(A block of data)
## start
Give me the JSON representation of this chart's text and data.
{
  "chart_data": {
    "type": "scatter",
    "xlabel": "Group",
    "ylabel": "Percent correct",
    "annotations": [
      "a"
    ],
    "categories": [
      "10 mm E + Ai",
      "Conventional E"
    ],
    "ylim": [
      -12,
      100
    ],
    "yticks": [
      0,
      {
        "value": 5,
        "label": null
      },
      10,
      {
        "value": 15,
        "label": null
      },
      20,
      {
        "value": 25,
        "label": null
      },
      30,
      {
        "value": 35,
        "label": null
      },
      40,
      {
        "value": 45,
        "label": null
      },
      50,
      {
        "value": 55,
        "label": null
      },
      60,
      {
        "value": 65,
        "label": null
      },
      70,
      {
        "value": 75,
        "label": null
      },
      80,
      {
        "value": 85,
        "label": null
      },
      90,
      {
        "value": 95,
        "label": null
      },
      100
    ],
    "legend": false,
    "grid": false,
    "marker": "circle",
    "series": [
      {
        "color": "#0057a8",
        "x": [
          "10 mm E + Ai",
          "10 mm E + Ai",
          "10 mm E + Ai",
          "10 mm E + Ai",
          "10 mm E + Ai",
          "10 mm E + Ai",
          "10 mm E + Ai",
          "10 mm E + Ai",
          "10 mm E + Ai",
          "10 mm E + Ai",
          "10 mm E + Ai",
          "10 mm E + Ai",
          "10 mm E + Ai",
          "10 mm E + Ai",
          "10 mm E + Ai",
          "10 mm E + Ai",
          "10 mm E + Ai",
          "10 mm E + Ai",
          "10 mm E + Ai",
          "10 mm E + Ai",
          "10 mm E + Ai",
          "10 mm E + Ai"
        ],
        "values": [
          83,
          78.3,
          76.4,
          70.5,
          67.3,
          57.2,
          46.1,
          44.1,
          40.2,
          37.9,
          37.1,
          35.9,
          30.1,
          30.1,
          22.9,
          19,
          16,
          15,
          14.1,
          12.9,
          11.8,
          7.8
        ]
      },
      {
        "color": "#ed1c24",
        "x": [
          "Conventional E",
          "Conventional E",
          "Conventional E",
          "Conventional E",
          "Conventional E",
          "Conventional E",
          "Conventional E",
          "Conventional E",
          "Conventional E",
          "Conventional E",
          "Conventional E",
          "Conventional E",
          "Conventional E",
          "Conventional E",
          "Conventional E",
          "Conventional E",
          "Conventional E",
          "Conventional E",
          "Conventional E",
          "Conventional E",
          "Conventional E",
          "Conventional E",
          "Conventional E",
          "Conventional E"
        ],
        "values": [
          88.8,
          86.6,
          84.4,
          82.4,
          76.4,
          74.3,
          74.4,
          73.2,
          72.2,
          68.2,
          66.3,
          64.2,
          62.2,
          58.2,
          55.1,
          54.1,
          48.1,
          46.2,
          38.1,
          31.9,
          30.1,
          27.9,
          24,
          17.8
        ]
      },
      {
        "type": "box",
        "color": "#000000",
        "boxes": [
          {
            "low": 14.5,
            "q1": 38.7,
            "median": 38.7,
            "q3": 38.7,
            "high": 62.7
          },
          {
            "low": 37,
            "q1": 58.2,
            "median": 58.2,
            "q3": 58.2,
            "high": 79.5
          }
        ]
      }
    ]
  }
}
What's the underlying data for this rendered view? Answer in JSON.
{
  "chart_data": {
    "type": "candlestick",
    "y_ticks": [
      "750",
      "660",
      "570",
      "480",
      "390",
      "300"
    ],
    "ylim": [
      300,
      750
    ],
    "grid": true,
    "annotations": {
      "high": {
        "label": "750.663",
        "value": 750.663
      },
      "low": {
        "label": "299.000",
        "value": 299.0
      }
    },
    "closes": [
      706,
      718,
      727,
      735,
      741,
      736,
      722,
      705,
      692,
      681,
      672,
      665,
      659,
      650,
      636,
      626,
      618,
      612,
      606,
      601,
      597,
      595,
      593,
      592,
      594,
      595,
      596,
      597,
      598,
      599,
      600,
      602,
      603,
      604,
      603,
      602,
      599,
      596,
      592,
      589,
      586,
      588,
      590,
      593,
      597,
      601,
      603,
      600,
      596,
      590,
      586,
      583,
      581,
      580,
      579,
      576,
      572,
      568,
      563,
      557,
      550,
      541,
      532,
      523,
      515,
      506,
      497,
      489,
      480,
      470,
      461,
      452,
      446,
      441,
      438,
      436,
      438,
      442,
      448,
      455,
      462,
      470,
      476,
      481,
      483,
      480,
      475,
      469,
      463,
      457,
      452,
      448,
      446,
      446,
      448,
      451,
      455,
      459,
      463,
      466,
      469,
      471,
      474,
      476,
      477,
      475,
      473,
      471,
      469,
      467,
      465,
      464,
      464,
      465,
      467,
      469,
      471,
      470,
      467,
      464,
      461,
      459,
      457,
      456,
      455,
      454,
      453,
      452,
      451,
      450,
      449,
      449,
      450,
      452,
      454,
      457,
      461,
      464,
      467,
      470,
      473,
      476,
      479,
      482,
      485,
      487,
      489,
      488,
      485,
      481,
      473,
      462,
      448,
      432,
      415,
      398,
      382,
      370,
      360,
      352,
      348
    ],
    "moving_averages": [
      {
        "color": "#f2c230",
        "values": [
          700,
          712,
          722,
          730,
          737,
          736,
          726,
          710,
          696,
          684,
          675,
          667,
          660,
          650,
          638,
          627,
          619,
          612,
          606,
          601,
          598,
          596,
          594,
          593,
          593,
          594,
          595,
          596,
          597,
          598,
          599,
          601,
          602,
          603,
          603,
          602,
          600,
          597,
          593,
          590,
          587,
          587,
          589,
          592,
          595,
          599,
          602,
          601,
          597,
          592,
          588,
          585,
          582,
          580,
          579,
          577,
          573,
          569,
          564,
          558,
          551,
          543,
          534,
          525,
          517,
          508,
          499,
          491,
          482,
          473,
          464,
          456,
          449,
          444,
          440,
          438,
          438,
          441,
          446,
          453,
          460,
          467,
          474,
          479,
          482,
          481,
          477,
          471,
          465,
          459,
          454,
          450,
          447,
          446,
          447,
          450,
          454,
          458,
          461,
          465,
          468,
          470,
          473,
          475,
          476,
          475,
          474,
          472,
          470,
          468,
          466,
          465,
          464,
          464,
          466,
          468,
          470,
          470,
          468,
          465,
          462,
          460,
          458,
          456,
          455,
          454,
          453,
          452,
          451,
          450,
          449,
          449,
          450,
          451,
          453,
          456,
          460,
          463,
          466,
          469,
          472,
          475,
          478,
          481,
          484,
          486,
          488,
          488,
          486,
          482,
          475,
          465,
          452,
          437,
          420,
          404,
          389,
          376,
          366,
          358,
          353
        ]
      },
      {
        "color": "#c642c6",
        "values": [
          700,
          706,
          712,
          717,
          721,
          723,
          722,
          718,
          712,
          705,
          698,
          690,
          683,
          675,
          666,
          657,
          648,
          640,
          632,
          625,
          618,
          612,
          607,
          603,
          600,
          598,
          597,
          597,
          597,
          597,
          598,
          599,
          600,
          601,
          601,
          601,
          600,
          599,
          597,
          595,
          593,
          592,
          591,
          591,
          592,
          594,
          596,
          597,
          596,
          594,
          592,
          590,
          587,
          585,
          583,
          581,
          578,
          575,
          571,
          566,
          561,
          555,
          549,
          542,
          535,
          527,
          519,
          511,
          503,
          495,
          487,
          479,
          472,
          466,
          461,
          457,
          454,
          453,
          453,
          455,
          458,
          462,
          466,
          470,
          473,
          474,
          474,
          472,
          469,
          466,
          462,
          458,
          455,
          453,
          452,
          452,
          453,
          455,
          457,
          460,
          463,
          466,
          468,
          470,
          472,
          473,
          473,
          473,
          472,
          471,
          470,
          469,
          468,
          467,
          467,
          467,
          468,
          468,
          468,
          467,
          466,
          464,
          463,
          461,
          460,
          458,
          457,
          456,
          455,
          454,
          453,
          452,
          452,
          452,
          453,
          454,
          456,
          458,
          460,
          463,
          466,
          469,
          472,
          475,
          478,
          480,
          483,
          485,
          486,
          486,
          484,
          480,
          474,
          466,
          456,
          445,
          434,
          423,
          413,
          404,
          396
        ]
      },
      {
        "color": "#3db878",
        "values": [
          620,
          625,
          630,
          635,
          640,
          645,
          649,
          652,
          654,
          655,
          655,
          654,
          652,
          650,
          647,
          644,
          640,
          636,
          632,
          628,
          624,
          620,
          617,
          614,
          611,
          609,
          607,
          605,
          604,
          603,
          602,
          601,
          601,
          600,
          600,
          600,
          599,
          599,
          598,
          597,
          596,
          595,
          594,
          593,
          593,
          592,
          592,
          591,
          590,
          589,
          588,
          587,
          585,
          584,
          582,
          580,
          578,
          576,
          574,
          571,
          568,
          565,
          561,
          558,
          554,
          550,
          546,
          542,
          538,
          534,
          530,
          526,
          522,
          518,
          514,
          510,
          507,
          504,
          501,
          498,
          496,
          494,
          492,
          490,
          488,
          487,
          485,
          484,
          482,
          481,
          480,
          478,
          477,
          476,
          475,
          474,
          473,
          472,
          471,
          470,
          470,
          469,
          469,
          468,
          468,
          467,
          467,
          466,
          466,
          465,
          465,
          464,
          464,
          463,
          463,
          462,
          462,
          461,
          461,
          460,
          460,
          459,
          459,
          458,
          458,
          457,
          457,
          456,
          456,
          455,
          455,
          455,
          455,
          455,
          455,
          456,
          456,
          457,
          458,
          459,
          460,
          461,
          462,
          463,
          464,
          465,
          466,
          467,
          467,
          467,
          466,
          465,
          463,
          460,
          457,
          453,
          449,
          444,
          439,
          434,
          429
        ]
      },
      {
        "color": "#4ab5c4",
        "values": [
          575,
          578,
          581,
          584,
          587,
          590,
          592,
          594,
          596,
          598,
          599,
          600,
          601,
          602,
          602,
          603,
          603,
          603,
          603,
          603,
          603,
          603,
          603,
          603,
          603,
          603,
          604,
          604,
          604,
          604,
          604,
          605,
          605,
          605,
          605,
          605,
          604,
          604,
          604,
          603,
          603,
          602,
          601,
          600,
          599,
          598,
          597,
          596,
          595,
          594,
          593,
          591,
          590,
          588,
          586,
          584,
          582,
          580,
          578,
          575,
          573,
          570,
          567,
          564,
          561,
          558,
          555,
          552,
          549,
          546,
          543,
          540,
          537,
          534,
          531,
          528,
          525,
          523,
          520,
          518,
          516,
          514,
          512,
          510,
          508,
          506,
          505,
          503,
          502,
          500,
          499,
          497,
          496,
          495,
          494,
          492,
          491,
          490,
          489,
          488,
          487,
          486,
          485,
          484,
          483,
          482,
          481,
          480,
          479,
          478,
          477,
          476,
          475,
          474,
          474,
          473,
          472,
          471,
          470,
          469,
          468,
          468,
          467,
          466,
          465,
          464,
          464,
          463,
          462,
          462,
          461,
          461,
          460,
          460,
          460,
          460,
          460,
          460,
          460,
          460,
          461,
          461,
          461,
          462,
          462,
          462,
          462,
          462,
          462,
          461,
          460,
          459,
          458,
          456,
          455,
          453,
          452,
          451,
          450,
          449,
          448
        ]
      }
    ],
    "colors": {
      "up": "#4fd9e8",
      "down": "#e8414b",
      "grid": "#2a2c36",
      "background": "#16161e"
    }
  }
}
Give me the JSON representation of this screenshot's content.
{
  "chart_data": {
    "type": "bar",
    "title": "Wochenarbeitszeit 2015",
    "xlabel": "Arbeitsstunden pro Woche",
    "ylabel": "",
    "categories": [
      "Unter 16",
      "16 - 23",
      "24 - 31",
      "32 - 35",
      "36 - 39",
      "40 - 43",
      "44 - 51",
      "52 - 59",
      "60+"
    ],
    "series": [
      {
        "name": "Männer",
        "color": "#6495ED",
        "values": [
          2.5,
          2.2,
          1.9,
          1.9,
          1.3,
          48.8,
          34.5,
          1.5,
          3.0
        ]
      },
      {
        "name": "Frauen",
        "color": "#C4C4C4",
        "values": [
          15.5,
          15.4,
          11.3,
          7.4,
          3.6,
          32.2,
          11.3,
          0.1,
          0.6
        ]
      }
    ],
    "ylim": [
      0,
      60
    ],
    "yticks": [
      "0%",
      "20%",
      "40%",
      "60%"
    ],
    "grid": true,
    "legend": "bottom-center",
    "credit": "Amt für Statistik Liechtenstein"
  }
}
## end
_Problem to solve_: Copy out every line in the listing where the word "type" appears.

_Result_:
    "type": "scatter",
        "type": "box",
    "type": "candlestick",
    "type": "bar",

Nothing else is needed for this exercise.